■ WHAT YOU ARE ASKED TO DO ■
Copy out each line of the records below, keeping every character unchanged.

* Start *

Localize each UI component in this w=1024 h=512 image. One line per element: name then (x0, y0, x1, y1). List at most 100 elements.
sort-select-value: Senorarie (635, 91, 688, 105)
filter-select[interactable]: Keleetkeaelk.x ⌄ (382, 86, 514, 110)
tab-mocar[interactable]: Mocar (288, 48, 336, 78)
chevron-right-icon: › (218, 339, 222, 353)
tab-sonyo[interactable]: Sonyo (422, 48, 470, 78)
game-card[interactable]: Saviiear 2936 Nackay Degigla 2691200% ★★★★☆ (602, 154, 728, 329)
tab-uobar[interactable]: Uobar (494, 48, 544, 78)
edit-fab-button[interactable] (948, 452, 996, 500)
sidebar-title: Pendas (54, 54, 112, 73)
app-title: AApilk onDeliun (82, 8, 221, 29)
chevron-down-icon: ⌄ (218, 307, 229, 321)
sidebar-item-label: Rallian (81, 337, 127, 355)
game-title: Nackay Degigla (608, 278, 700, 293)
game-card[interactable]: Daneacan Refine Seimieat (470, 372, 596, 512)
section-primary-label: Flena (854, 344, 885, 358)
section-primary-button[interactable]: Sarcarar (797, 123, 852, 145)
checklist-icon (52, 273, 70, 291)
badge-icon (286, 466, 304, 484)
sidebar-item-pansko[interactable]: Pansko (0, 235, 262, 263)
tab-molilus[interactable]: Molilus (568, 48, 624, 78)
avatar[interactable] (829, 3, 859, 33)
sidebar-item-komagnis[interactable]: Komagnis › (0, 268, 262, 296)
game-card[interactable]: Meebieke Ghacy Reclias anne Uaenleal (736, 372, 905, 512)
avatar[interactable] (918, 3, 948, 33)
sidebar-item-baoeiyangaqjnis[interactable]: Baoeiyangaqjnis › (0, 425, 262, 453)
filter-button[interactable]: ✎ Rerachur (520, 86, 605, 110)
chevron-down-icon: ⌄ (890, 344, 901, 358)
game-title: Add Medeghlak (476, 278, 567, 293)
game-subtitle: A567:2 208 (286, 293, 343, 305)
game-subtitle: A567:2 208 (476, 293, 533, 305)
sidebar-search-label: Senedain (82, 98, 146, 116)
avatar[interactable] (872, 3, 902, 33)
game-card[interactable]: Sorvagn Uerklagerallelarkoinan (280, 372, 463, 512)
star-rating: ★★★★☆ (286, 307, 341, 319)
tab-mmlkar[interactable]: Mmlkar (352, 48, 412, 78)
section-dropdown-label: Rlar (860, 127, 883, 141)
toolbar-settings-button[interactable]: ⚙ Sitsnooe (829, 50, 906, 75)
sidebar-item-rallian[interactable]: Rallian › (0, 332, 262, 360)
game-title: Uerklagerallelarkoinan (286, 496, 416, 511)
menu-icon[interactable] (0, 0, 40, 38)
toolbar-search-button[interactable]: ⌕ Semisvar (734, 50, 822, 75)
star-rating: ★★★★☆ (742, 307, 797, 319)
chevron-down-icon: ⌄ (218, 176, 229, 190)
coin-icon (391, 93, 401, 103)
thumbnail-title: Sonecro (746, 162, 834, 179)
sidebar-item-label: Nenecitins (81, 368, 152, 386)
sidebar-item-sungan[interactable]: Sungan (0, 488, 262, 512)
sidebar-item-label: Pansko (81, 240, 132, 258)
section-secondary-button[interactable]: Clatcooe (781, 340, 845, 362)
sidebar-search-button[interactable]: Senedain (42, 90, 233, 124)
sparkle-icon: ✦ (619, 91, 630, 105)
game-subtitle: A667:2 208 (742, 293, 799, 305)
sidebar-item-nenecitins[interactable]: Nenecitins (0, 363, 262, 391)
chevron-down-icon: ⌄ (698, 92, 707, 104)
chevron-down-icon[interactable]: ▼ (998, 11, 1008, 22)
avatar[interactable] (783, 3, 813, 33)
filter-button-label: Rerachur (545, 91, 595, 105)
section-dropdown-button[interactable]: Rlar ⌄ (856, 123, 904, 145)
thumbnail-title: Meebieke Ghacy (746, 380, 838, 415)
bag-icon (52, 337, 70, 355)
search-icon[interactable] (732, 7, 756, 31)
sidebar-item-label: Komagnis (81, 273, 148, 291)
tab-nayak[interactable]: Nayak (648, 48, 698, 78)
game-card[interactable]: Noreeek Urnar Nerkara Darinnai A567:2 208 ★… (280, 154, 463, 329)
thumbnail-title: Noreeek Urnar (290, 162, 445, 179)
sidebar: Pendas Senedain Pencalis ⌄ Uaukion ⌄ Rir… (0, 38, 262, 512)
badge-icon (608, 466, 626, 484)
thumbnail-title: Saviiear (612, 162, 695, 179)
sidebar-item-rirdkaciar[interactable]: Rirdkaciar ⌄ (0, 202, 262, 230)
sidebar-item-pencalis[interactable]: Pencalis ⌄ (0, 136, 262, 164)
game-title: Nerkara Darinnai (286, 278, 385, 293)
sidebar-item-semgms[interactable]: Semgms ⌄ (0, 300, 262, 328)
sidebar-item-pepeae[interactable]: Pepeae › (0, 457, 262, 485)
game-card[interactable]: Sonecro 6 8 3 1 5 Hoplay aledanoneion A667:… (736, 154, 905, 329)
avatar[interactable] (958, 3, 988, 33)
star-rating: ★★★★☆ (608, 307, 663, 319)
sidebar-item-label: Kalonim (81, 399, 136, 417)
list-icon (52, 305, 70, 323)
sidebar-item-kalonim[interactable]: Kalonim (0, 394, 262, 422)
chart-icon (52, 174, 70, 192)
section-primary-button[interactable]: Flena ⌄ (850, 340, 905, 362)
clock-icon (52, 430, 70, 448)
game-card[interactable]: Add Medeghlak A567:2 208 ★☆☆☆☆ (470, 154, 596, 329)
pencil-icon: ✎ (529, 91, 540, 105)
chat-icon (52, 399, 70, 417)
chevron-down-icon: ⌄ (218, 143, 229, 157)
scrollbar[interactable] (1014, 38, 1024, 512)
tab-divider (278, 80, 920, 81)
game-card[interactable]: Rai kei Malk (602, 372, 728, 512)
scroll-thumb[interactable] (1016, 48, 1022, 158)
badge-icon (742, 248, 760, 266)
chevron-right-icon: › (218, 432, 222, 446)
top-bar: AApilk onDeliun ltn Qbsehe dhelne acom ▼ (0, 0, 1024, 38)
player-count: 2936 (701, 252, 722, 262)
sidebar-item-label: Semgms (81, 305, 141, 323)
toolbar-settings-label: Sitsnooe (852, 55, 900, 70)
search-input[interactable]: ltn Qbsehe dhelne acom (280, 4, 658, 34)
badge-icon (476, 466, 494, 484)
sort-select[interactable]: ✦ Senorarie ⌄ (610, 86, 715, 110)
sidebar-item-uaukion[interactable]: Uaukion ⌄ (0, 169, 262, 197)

* End *

■ ANSWER TO THIS PROBLEM ■
Localize each UI component in this w=1024 h=512 image. One line per element: name then (x0, y0, x1, y1). List at most 100 elements.
sort-select-value: Senorarie (635, 91, 688, 105)
filter-select[interactable]: Keleetkeaelk.x ⌄ (382, 86, 514, 110)
tab-mocar[interactable]: Mocar (288, 48, 336, 78)
chevron-right-icon: › (218, 339, 222, 353)
tab-sonyo[interactable]: Sonyo (422, 48, 470, 78)
game-card[interactable]: Saviiear 2936 Nackay Degigla 2691200% ★★★★☆ (602, 154, 728, 329)
tab-uobar[interactable]: Uobar (494, 48, 544, 78)
edit-fab-button[interactable] (948, 452, 996, 500)
sidebar-title: Pendas (54, 54, 112, 73)
app-title: AApilk onDeliun (82, 8, 221, 29)
chevron-down-icon: ⌄ (218, 307, 229, 321)
sidebar-item-label: Rallian (81, 337, 127, 355)
game-title: Nackay Degigla (608, 278, 700, 293)
game-card[interactable]: Daneacan Refine Seimieat (470, 372, 596, 512)
section-primary-label: Flena (854, 344, 885, 358)
section-primary-button[interactable]: Sarcarar (797, 123, 852, 145)
checklist-icon (52, 273, 70, 291)
badge-icon (286, 466, 304, 484)
sidebar-item-pansko[interactable]: Pansko (0, 235, 262, 263)
tab-molilus[interactable]: Molilus (568, 48, 624, 78)
avatar[interactable] (829, 3, 859, 33)
sidebar-item-komagnis[interactable]: Komagnis › (0, 268, 262, 296)
game-card[interactable]: Meebieke Ghacy Reclias anne Uaenleal (736, 372, 905, 512)
avatar[interactable] (918, 3, 948, 33)
sidebar-item-baoeiyangaqjnis[interactable]: Baoeiyangaqjnis › (0, 425, 262, 453)
filter-button[interactable]: ✎ Rerachur (520, 86, 605, 110)
chevron-down-icon: ⌄ (890, 344, 901, 358)
game-title: Add Medeghlak (476, 278, 567, 293)
game-subtitle: A567:2 208 (286, 293, 343, 305)
game-subtitle: A567:2 208 (476, 293, 533, 305)
sidebar-search-label: Senedain (82, 98, 146, 116)
avatar[interactable] (872, 3, 902, 33)
game-card[interactable]: Sorvagn Uerklagerallelarkoinan (280, 372, 463, 512)
star-rating: ★★★★☆ (286, 307, 341, 319)
tab-mmlkar[interactable]: Mmlkar (352, 48, 412, 78)
section-dropdown-label: Rlar (860, 127, 883, 141)
toolbar-settings-button[interactable]: ⚙ Sitsnooe (829, 50, 906, 75)
sidebar-item-rallian[interactable]: Rallian › (0, 332, 262, 360)
game-title: Uerklagerallelarkoinan (286, 496, 416, 511)
menu-icon[interactable] (0, 0, 40, 38)
toolbar-search-button[interactable]: ⌕ Semisvar (734, 50, 822, 75)
star-rating: ★★★★☆ (742, 307, 797, 319)
chevron-down-icon: ⌄ (218, 176, 229, 190)
coin-icon (391, 93, 401, 103)
thumbnail-title: Sonecro (746, 162, 834, 179)
sidebar-item-label: Nenecitins (81, 368, 152, 386)
sidebar-item-sungan[interactable]: Sungan (0, 488, 262, 512)
sidebar-item-label: Pansko (81, 240, 132, 258)
section-secondary-button[interactable]: Clatcooe (781, 340, 845, 362)
sidebar-search-button[interactable]: Senedain (42, 90, 233, 124)
sparkle-icon: ✦ (619, 91, 630, 105)
game-subtitle: A667:2 208 (742, 293, 799, 305)
sidebar-item-nenecitins[interactable]: Nenecitins (0, 363, 262, 391)
chevron-down-icon: ⌄ (698, 92, 707, 104)
chevron-down-icon[interactable]: ▼ (998, 11, 1008, 22)
avatar[interactable] (783, 3, 813, 33)
filter-button-label: Rerachur (545, 91, 595, 105)
section-dropdown-button[interactable]: Rlar ⌄ (856, 123, 904, 145)
thumbnail-title: Meebieke Ghacy (746, 380, 838, 415)
bag-icon (52, 337, 70, 355)
search-icon[interactable] (732, 7, 756, 31)
sidebar-item-label: Komagnis (81, 273, 148, 291)
tab-nayak[interactable]: Nayak (648, 48, 698, 78)
game-card[interactable]: Noreeek Urnar Nerkara Darinnai A567:2 208 ★… (280, 154, 463, 329)
thumbnail-title: Noreeek Urnar (290, 162, 445, 179)
sidebar: Pendas Senedain Pencalis ⌄ Uaukion ⌄ Rir… (0, 38, 262, 512)
badge-icon (608, 466, 626, 484)
thumbnail-title: Saviiear (612, 162, 695, 179)
sidebar-item-rirdkaciar[interactable]: Rirdkaciar ⌄ (0, 202, 262, 230)
sidebar-item-pencalis[interactable]: Pencalis ⌄ (0, 136, 262, 164)
game-title: Nerkara Darinnai (286, 278, 385, 293)
sidebar-item-semgms[interactable]: Semgms ⌄ (0, 300, 262, 328)
sidebar-item-pepeae[interactable]: Pepeae › (0, 457, 262, 485)
game-card[interactable]: Sonecro 6 8 3 1 5 Hoplay aledanoneion A667:… (736, 154, 905, 329)
avatar[interactable] (958, 3, 988, 33)
star-rating: ★★★★☆ (608, 307, 663, 319)
sidebar-item-label: Kalonim (81, 399, 136, 417)
list-icon (52, 305, 70, 323)
sidebar-item-kalonim[interactable]: Kalonim (0, 394, 262, 422)
chart-icon (52, 174, 70, 192)
section-primary-button[interactable]: Flena ⌄ (850, 340, 905, 362)
clock-icon (52, 430, 70, 448)
game-card[interactable]: Add Medeghlak A567:2 208 ★☆☆☆☆ (470, 154, 596, 329)
pencil-icon: ✎ (529, 91, 540, 105)
chat-icon (52, 399, 70, 417)
chevron-down-icon: ⌄ (218, 143, 229, 157)
scrollbar[interactable] (1014, 38, 1024, 512)
tab-divider (278, 80, 920, 81)
game-card[interactable]: Rai kei Malk (602, 372, 728, 512)
scroll-thumb[interactable] (1016, 48, 1022, 158)
badge-icon (742, 248, 760, 266)
chevron-right-icon: › (218, 432, 222, 446)
top-bar: AApilk onDeliun ltn Qbsehe dhelne acom ▼ (0, 0, 1024, 38)
player-count: 2936 (701, 252, 722, 262)
sidebar-item-label: Semgms (81, 305, 141, 323)
toolbar-settings-label: Sitsnooe (852, 55, 900, 70)
search-input[interactable]: ltn Qbsehe dhelne acom (280, 4, 658, 34)
badge-icon (476, 466, 494, 484)
sort-select[interactable]: ✦ Senorarie ⌄ (610, 86, 715, 110)
sidebar-item-uaukion[interactable]: Uaukion ⌄ (0, 169, 262, 197)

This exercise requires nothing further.